<<<<

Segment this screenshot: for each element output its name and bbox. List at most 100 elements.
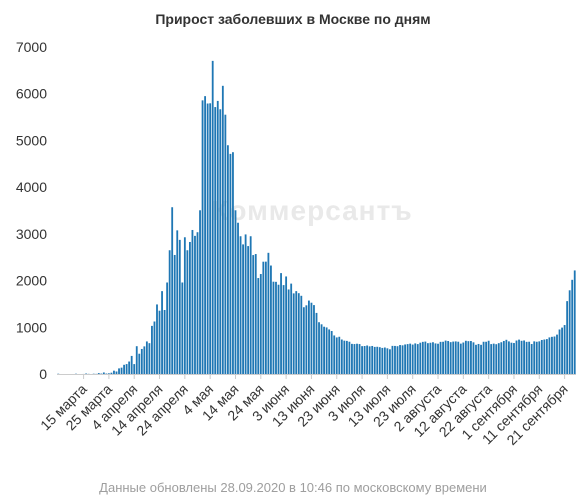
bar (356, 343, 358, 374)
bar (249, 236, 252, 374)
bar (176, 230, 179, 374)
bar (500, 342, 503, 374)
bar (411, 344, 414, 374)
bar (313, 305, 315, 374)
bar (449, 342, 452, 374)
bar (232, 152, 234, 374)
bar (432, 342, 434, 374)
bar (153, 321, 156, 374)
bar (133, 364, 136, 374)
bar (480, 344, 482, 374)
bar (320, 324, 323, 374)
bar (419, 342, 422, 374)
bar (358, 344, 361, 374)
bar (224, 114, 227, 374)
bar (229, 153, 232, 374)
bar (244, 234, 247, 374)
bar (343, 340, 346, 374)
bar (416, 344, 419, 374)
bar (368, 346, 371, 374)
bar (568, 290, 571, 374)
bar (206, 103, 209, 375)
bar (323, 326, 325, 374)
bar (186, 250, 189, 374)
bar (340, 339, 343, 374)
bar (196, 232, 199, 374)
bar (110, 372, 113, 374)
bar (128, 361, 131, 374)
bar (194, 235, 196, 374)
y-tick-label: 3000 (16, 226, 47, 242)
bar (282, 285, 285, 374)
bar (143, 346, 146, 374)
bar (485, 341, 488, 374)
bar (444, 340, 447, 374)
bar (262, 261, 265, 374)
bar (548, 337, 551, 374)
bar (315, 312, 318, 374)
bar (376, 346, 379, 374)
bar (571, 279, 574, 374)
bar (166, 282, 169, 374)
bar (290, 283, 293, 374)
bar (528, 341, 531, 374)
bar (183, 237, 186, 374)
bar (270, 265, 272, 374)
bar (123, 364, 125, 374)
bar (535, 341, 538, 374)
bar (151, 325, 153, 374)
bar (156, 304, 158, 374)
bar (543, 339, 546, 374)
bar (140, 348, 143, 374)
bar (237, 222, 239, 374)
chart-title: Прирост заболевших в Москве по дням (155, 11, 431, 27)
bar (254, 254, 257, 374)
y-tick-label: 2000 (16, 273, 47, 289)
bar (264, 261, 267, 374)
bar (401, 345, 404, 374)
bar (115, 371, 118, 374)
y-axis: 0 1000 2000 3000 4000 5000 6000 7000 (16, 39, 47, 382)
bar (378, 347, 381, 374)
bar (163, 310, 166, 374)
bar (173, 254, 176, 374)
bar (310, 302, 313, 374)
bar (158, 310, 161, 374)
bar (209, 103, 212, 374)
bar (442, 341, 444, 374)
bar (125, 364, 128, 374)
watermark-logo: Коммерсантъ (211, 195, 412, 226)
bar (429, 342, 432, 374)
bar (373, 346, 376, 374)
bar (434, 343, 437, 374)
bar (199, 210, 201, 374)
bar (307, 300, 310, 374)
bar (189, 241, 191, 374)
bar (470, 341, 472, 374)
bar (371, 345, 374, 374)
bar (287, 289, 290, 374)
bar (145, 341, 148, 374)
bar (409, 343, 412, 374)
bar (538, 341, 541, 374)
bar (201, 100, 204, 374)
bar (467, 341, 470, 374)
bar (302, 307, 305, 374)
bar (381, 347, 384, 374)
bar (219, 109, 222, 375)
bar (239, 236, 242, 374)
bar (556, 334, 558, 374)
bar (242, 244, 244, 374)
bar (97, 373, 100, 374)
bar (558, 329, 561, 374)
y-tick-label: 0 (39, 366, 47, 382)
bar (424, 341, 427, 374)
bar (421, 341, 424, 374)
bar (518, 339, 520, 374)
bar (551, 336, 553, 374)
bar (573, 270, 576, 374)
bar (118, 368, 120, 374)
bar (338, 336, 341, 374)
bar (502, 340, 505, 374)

>>>>

Your task:
Switch "bar" to "column" in the rows, starting at the line with "bar (356, 343, 358, 374)" and stopping after the line with "bar (186, 250, 189, 374)". Write those lines out again with nothing else changed.

Full response:
column (356, 343, 358, 374)
column (249, 236, 252, 374)
column (176, 230, 179, 374)
column (500, 342, 503, 374)
column (411, 344, 414, 374)
column (313, 305, 315, 374)
column (449, 342, 452, 374)
column (232, 152, 234, 374)
column (432, 342, 434, 374)
column (153, 321, 156, 374)
column (133, 364, 136, 374)
column (480, 344, 482, 374)
column (320, 324, 323, 374)
column (419, 342, 422, 374)
column (358, 344, 361, 374)
column (224, 114, 227, 374)
column (229, 153, 232, 374)
column (244, 234, 247, 374)
column (343, 340, 346, 374)
column (416, 344, 419, 374)
column (368, 346, 371, 374)
column (568, 290, 571, 374)
column (206, 103, 209, 375)
column (323, 326, 325, 374)
column (186, 250, 189, 374)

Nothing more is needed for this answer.